- [What the task asks] Print the listing as it stands, omitting all images.

- [Exercise data]
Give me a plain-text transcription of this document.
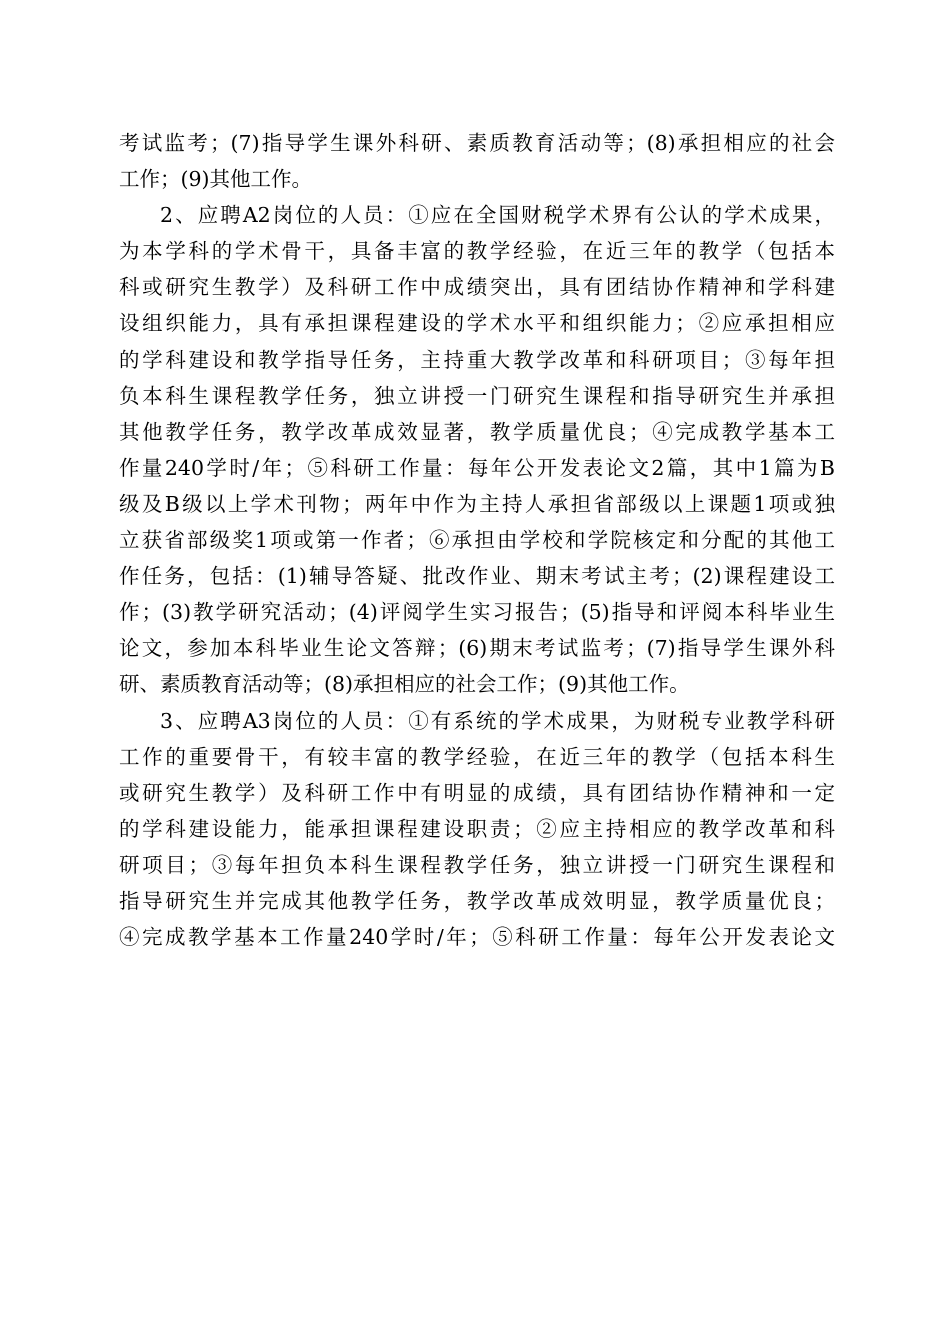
考试监考；(7)指导学生课外科研、素质教育活动等；(8)承担相应的社会
工作；(9)其他工作。
2、应聘A2岗位的人员：①应在全国财税学术界有公认的学术成果，
为本学科的学术骨干，具备丰富的教学经验，在近三年的教学（包括本
科或研究生教学）及科研工作中成绩突出，具有团结协作精神和学科建
设组织能力，具有承担课程建设的学术水平和组织能力；②应承担相应
的学科建设和教学指导任务，主持重大教学改革和科研项目；③每年担
负本科生课程教学任务，独立讲授一门研究生课程和指导研究生并承担
其他教学任务，教学改革成效显著，教学质量优良；④完成教学基本工
作量240学时/年；⑤科研工作量：每年公开发表论文2篇，其中1篇为B
级及B级以上学术刊物；两年中作为主持人承担省部级以上课题1项或独
立获省部级奖1项或第一作者；⑥承担由学校和学院核定和分配的其他工
作任务，包括：(1)辅导答疑、批改作业、期末考试主考；(2)课程建设工
作；(3)教学研究活动；(4)评阅学生实习报告；(5)指导和评阅本科毕业生
论文，参加本科毕业生论文答辩；(6)期末考试监考；(7)指导学生课外科
研、素质教育活动等；(8)承担相应的社会工作；(9)其他工作。
3、应聘A3岗位的人员：①有系统的学术成果，为财税专业教学科研
工作的重要骨干，有较丰富的教学经验，在近三年的教学（包括本科生
或研究生教学）及科研工作中有明显的成绩，具有团结协作精神和一定
的学科建设能力，能承担课程建设职责；②应主持相应的教学改革和科
研项目；③每年担负本科生课程教学任务，独立讲授一门研究生课程和
指导研究生并完成其他教学任务，教学改革成效明显，教学质量优良；
④完成教学基本工作量240学时/年；⑤科研工作量：每年公开发表论文
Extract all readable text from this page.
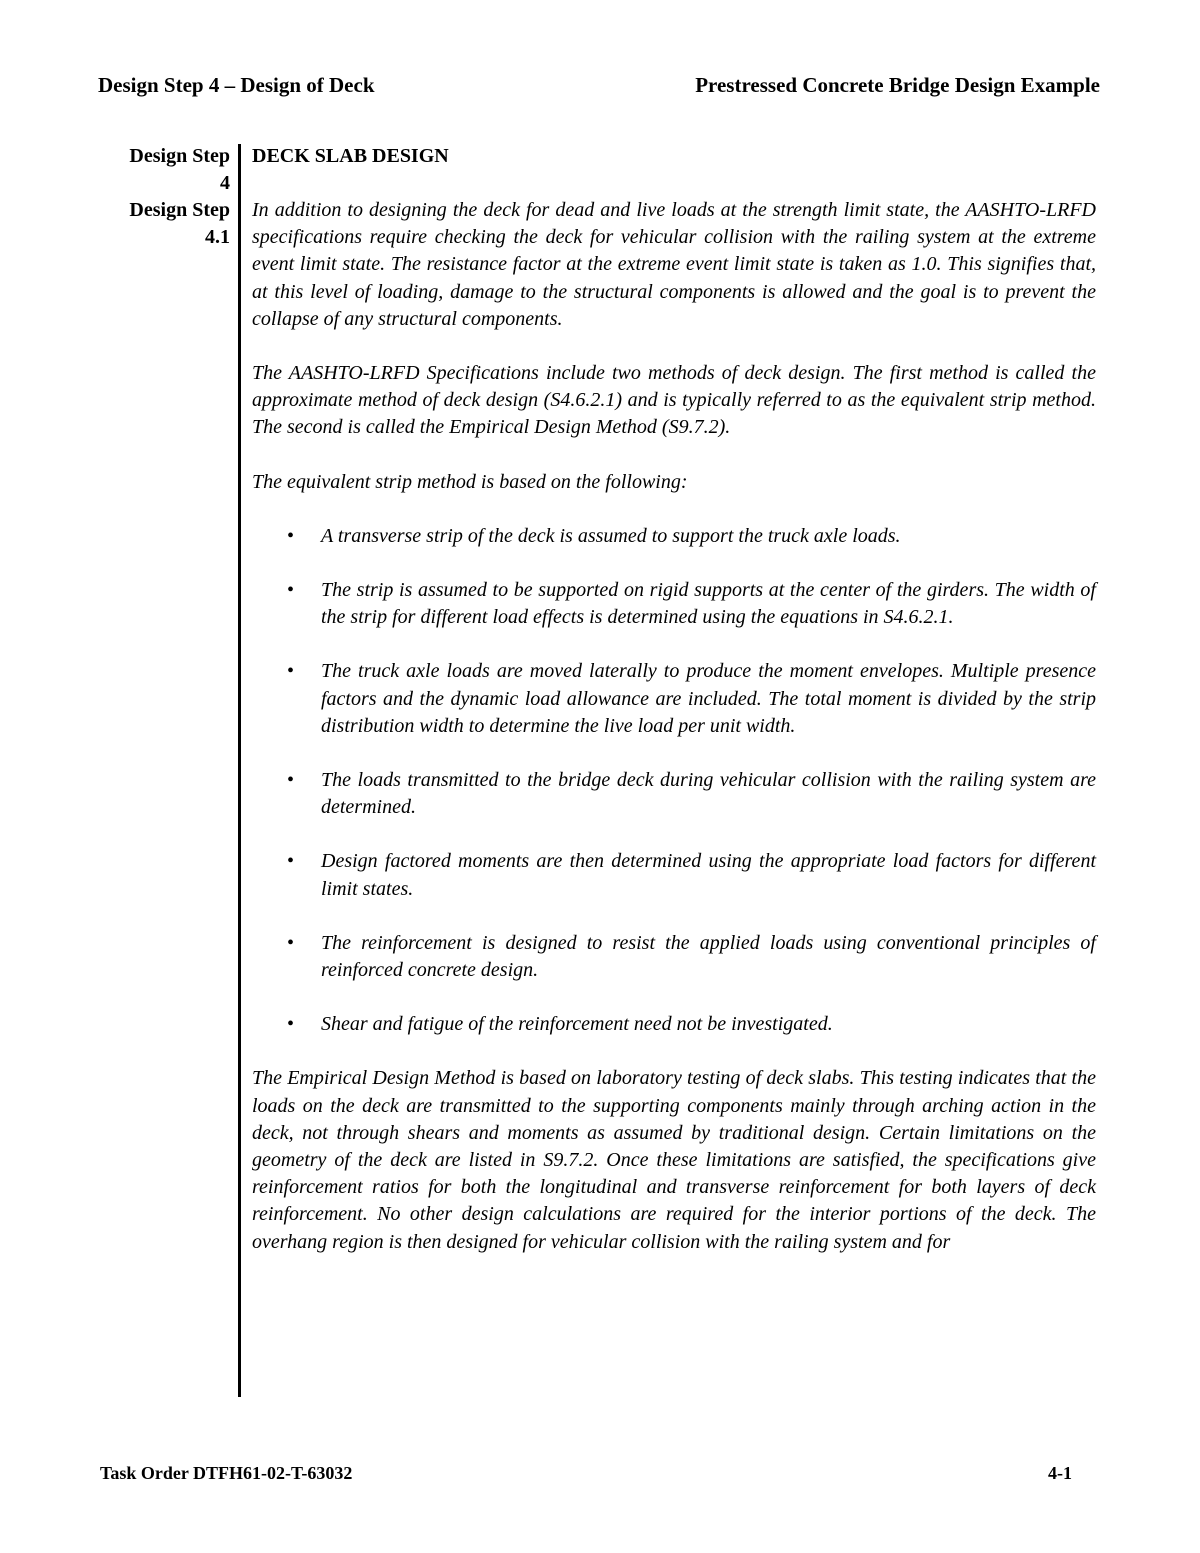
Design Step 4 – Design of Deck	Prestressed Concrete Bridge Design Example
Design Step
4
Design Step
4.1
DECK SLAB DESIGN

In addition to designing the deck for dead and live loads at the strength limit state, the AASHTO-LRFD specifications require checking the deck for vehicular collision with the railing system at the extreme event limit state. The resistance factor at the extreme event limit state is taken as 1.0. This signifies that, at this level of loading, damage to the structural components is allowed and the goal is to prevent the collapse of any structural components.

The AASHTO-LRFD Specifications include two methods of deck design. The first method is called the approximate method of deck design (S4.6.2.1) and is typically referred to as the equivalent strip method. The second is called the Empirical Design Method (S9.7.2).

The equivalent strip method is based on the following:

• A transverse strip of the deck is assumed to support the truck axle loads.
• The strip is assumed to be supported on rigid supports at the center of the girders. The width of the strip for different load effects is determined using the equations in S4.6.2.1.
• The truck axle loads are moved laterally to produce the moment envelopes. Multiple presence factors and the dynamic load allowance are included. The total moment is divided by the strip distribution width to determine the live load per unit width.
• The loads transmitted to the bridge deck during vehicular collision with the railing system are determined.
• Design factored moments are then determined using the appropriate load factors for different limit states.
• The reinforcement is designed to resist the applied loads using conventional principles of reinforced concrete design.
• Shear and fatigue of the reinforcement need not be investigated.

The Empirical Design Method is based on laboratory testing of deck slabs. This testing indicates that the loads on the deck are transmitted to the supporting components mainly through arching action in the deck, not through shears and moments as assumed by traditional design. Certain limitations on the geometry of the deck are listed in S9.7.2. Once these limitations are satisfied, the specifications give reinforcement ratios for both the longitudinal and transverse reinforcement for both layers of deck reinforcement. No other design calculations are required for the interior portions of the deck. The overhang region is then designed for vehicular collision with the railing system and for

Task Order DTFH61-02-T-63032	4-1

- [Exercise output]
Give me a plain-text transcription of this document.
考试监考；(7)指导学生课外科研、素质教育活动等；(8)承担相应的社会
工作；(9)其他工作。
2、应聘A2岗位的人员：①应在全国财税学术界有公认的学术成果，
为本学科的学术骨干，具备丰富的教学经验，在近三年的教学（包括本
科或研究生教学）及科研工作中成绩突出，具有团结协作精神和学科建
设组织能力，具有承担课程建设的学术水平和组织能力；②应承担相应
的学科建设和教学指导任务，主持重大教学改革和科研项目；③每年担
负本科生课程教学任务，独立讲授一门研究生课程和指导研究生并承担
其他教学任务，教学改革成效显著，教学质量优良；④完成教学基本工
作量240学时/年；⑤科研工作量：每年公开发表论文2篇，其中1篇为B
级及B级以上学术刊物；两年中作为主持人承担省部级以上课题1项或独
立获省部级奖1项或第一作者；⑥承担由学校和学院核定和分配的其他工
作任务，包括：(1)辅导答疑、批改作业、期末考试主考；(2)课程建设工
作；(3)教学研究活动；(4)评阅学生实习报告；(5)指导和评阅本科毕业生
论文，参加本科毕业生论文答辩；(6)期末考试监考；(7)指导学生课外科
研、素质教育活动等；(8)承担相应的社会工作；(9)其他工作。
3、应聘A3岗位的人员：①有系统的学术成果，为财税专业教学科研
工作的重要骨干，有较丰富的教学经验，在近三年的教学（包括本科生
或研究生教学）及科研工作中有明显的成绩，具有团结协作精神和一定
的学科建设能力，能承担课程建设职责；②应主持相应的教学改革和科
研项目；③每年担负本科生课程教学任务，独立讲授一门研究生课程和
指导研究生并完成其他教学任务，教学改革成效明显，教学质量优良；
④完成教学基本工作量240学时/年；⑤科研工作量：每年公开发表论文
Extract all readable text from this page.
Design Step 4 – Design of Deck	Prestressed Concrete Bridge Design Example
Design Step
4
Design Step
4.1
DECK SLAB DESIGN

In addition to designing the deck for dead and live loads at the strength limit state, the AASHTO-LRFD specifications require checking the deck for vehicular collision with the railing system at the extreme event limit state. The resistance factor at the extreme event limit state is taken as 1.0. This signifies that, at this level of loading, damage to the structural components is allowed and the goal is to prevent the collapse of any structural components.

The AASHTO-LRFD Specifications include two methods of deck design. The first method is called the approximate method of deck design (S4.6.2.1) and is typically referred to as the equivalent strip method. The second is called the Empirical Design Method (S9.7.2).

The equivalent strip method is based on the following:

• A transverse strip of the deck is assumed to support the truck axle loads.
• The strip is assumed to be supported on rigid supports at the center of the girders. The width of the strip for different load effects is determined using the equations in S4.6.2.1.
• The truck axle loads are moved laterally to produce the moment envelopes. Multiple presence factors and the dynamic load allowance are included. The total moment is divided by the strip distribution width to determine the live load per unit width.
• The loads transmitted to the bridge deck during vehicular collision with the railing system are determined.
• Design factored moments are then determined using the appropriate load factors for different limit states.
• The reinforcement is designed to resist the applied loads using conventional principles of reinforced concrete design.
• Shear and fatigue of the reinforcement need not be investigated.

The Empirical Design Method is based on laboratory testing of deck slabs. This testing indicates that the loads on the deck are transmitted to the supporting components mainly through arching action in the deck, not through shears and moments as assumed by traditional design. Certain limitations on the geometry of the deck are listed in S9.7.2. Once these limitations are satisfied, the specifications give reinforcement ratios for both the longitudinal and transverse reinforcement for both layers of deck reinforcement. No other design calculations are required for the interior portions of the deck. The overhang region is then designed for vehicular collision with the railing system and for

Task Order DTFH61-02-T-63032	4-1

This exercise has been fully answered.